◆ Exercise task ◆
Carry none of the pictures over; set down the material below exactly.

◆ Supplied entries ◆

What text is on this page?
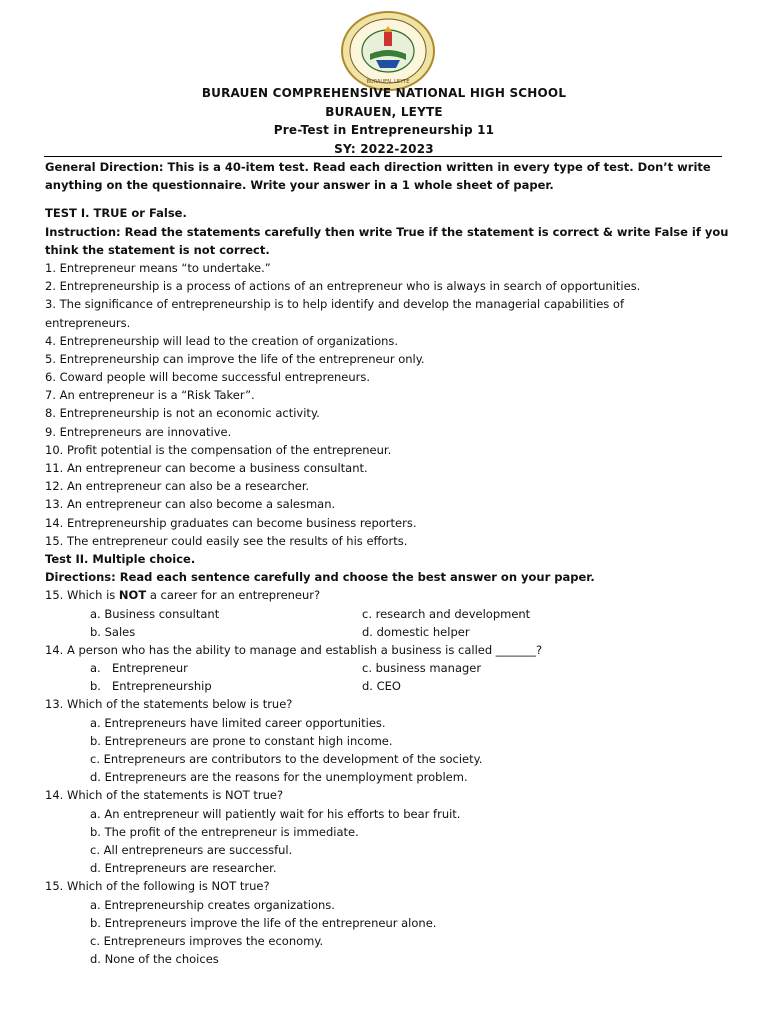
BURAUEN, LEYTE
BURAUEN COMPREHENSIVE NATIONAL HIGH SCHOOL
BURAUEN, LEYTE
Pre-Test in Entrepreneurship 11
SY: 2022-2023
General Direction: This is a 40-item test. Read each direction written in every type of test. Don’t write
anything on the questionnaire. Write your answer in a 1 whole sheet of paper.
TEST I. TRUE or False.
Instruction: Read the statements carefully then write True if the statement is correct & write False if you
think the statement is not correct.
1. Entrepreneur means “to undertake.”
2. Entrepreneurship is a process of actions of an entrepreneur who is always in search of opportunities.
3. The significance of entrepreneurship is to help identify and develop the managerial capabilities of
entrepreneurs.
4. Entrepreneurship will lead to the creation of organizations.
5. Entrepreneurship can improve the life of the entrepreneur only.
6. Coward people will become successful entrepreneurs.
7. An entrepreneur is a “Risk Taker”.
8. Entrepreneurship is not an economic activity.
9. Entrepreneurs are innovative.
10. Profit potential is the compensation of the entrepreneur.
11. An entrepreneur can become a business consultant.
12. An entrepreneur can also be a researcher.
13. An entrepreneur can also become a salesman.
14. Entrepreneurship graduates can become business reporters.
15. The entrepreneur could easily see the results of his efforts.
Test II. Multiple choice.
Directions: Read each sentence carefully and choose the best answer on your paper.
15. Which is NOT a career for an entrepreneur?
a. Business consultant	c. research and development
b. Sales	d. domestic helper
14. A person who has the ability to manage and establish a business is called _______?
a. Entrepreneur	c. business manager
b. Entrepreneurship	d. CEO
13. Which of the statements below is true?
a. Entrepreneurs have limited career opportunities.
b. Entrepreneurs are prone to constant high income.
c. Entrepreneurs are contributors to the development of the society.
d. Entrepreneurs are the reasons for the unemployment problem.
14. Which of the statements is NOT true?
a. An entrepreneur will patiently wait for his efforts to bear fruit.
b. The profit of the entrepreneur is immediate.
c. All entrepreneurs are successful.
d. Entrepreneurs are researcher.
15. Which of the following is NOT true?
a. Entrepreneurship creates organizations.
b. Entrepreneurs improve the life of the entrepreneur alone.
c. Entrepreneurs improves the economy.
d. None of the choices
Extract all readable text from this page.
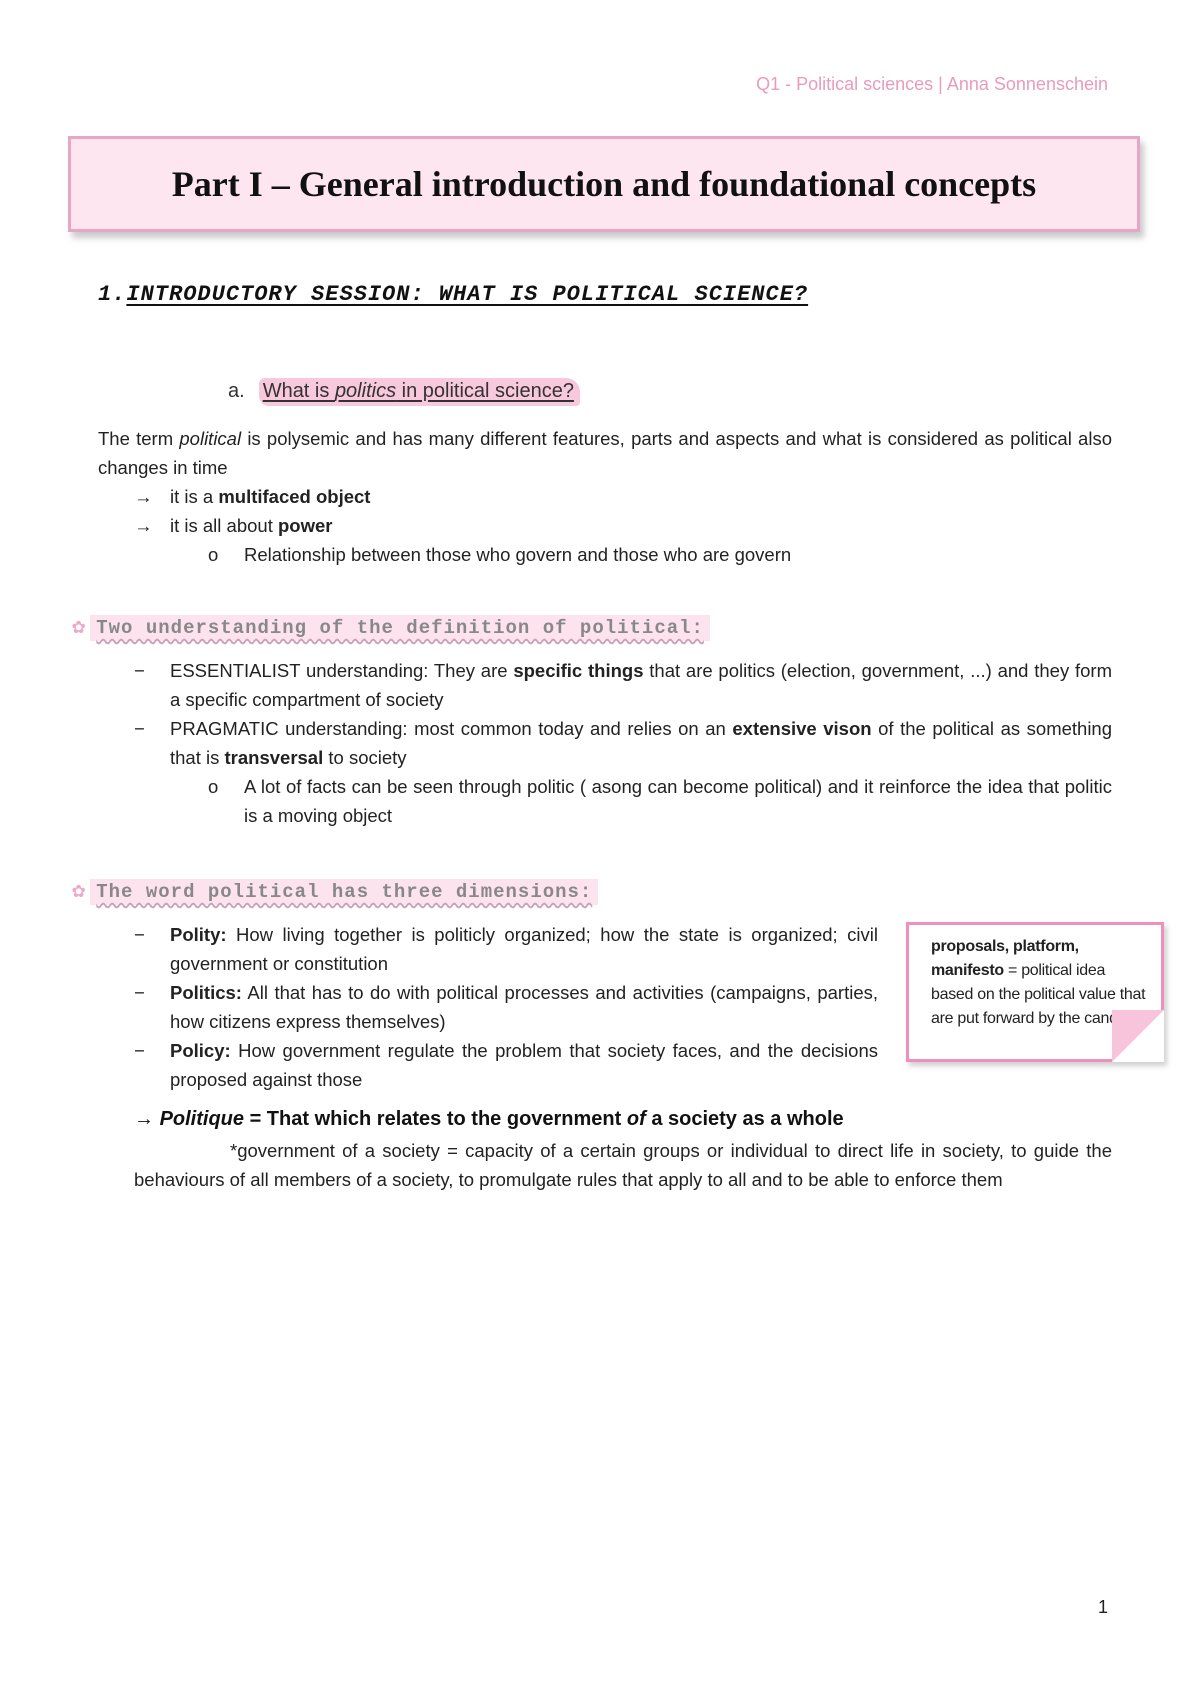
Q1 - Political sciences | Anna Sonnenschein
Part I – General introduction and foundational concepts
1.INTRODUCTORY SESSION: WHAT IS POLITICAL SCIENCE?
a. What is politics in political science?
The term political is polysemic and has many different features, parts and aspects and what is considered as political also changes in time
→ it is a multifaced object
→ it is all about power
o	Relationship between those who govern and those who are govern
✿ Two understanding of the definition of political:
−	ESSENTIALIST understanding: They are specific things that are politics (election, government, ...) and they form a specific compartment of society
−	PRAGMATIC understanding: most common today and relies on an extensive vison of the political as something that is transversal to society
o	A lot of facts can be seen through politic ( asong can become political) and it reinforce the idea that politic is a moving object
✿ The word political has three dimensions:
−	Polity: How living together is politicly organized; how the state is organized; civil government or constitution
−	Politics: All that has to do with political processes and activities (campaigns, parties, how citizens express themselves)
−	Policy: How government regulate the problem that society faces, and the decisions proposed against those
proposals, platform, manifesto = political idea based on the political value that are put forward by the candidate
→ Politique = That which relates to the government of a society as a whole
*government of a society = capacity of a certain groups or individual to direct life in society, to guide the behaviours of all members of a society, to promulgate rules that apply to all and to be able to enforce them
1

◆ Answer in full ◆
What text is on this page?
BURAUEN, LEYTE
BURAUEN COMPREHENSIVE NATIONAL HIGH SCHOOL
BURAUEN, LEYTE
Pre-Test in Entrepreneurship 11
SY: 2022-2023
General Direction: This is a 40-item test. Read each direction written in every type of test. Don’t write
anything on the questionnaire. Write your answer in a 1 whole sheet of paper.
TEST I. TRUE or False.
Instruction: Read the statements carefully then write True if the statement is correct & write False if you
think the statement is not correct.
1. Entrepreneur means “to undertake.”
2. Entrepreneurship is a process of actions of an entrepreneur who is always in search of opportunities.
3. The significance of entrepreneurship is to help identify and develop the managerial capabilities of
entrepreneurs.
4. Entrepreneurship will lead to the creation of organizations.
5. Entrepreneurship can improve the life of the entrepreneur only.
6. Coward people will become successful entrepreneurs.
7. An entrepreneur is a “Risk Taker”.
8. Entrepreneurship is not an economic activity.
9. Entrepreneurs are innovative.
10. Profit potential is the compensation of the entrepreneur.
11. An entrepreneur can become a business consultant.
12. An entrepreneur can also be a researcher.
13. An entrepreneur can also become a salesman.
14. Entrepreneurship graduates can become business reporters.
15. The entrepreneur could easily see the results of his efforts.
Test II. Multiple choice.
Directions: Read each sentence carefully and choose the best answer on your paper.
15. Which is NOT a career for an entrepreneur?
a. Business consultant	c. research and development
b. Sales	d. domestic helper
14. A person who has the ability to manage and establish a business is called _______?
a. Entrepreneur	c. business manager
b. Entrepreneurship	d. CEO
13. Which of the statements below is true?
a. Entrepreneurs have limited career opportunities.
b. Entrepreneurs are prone to constant high income.
c. Entrepreneurs are contributors to the development of the society.
d. Entrepreneurs are the reasons for the unemployment problem.
14. Which of the statements is NOT true?
a. An entrepreneur will patiently wait for his efforts to bear fruit.
b. The profit of the entrepreneur is immediate.
c. All entrepreneurs are successful.
d. Entrepreneurs are researcher.
15. Which of the following is NOT true?
a. Entrepreneurship creates organizations.
b. Entrepreneurs improve the life of the entrepreneur alone.
c. Entrepreneurs improves the economy.
d. None of the choices
Extract all readable text from this page.
Q1 - Political sciences | Anna Sonnenschein
Part I – General introduction and foundational concepts
1.INTRODUCTORY SESSION: WHAT IS POLITICAL SCIENCE?
a. What is politics in political science?
The term political is polysemic and has many different features, parts and aspects and what is considered as political also changes in time
→ it is a multifaced object
→ it is all about power
o	Relationship between those who govern and those who are govern
✿ Two understanding of the definition of political:
−	ESSENTIALIST understanding: They are specific things that are politics (election, government, ...) and they form a specific compartment of society
−	PRAGMATIC understanding: most common today and relies on an extensive vison of the political as something that is transversal to society
o	A lot of facts can be seen through politic ( asong can become political) and it reinforce the idea that politic is a moving object
✿ The word political has three dimensions:
−	Polity: How living together is politicly organized; how the state is organized; civil government or constitution
−	Politics: All that has to do with political processes and activities (campaigns, parties, how citizens express themselves)
−	Policy: How government regulate the problem that society faces, and the decisions proposed against those
proposals, platform, manifesto = political idea based on the political value that are put forward by the candidate
→ Politique = That which relates to the government of a society as a whole
*government of a society = capacity of a certain groups or individual to direct life in society, to guide the behaviours of all members of a society, to promulgate rules that apply to all and to be able to enforce them
1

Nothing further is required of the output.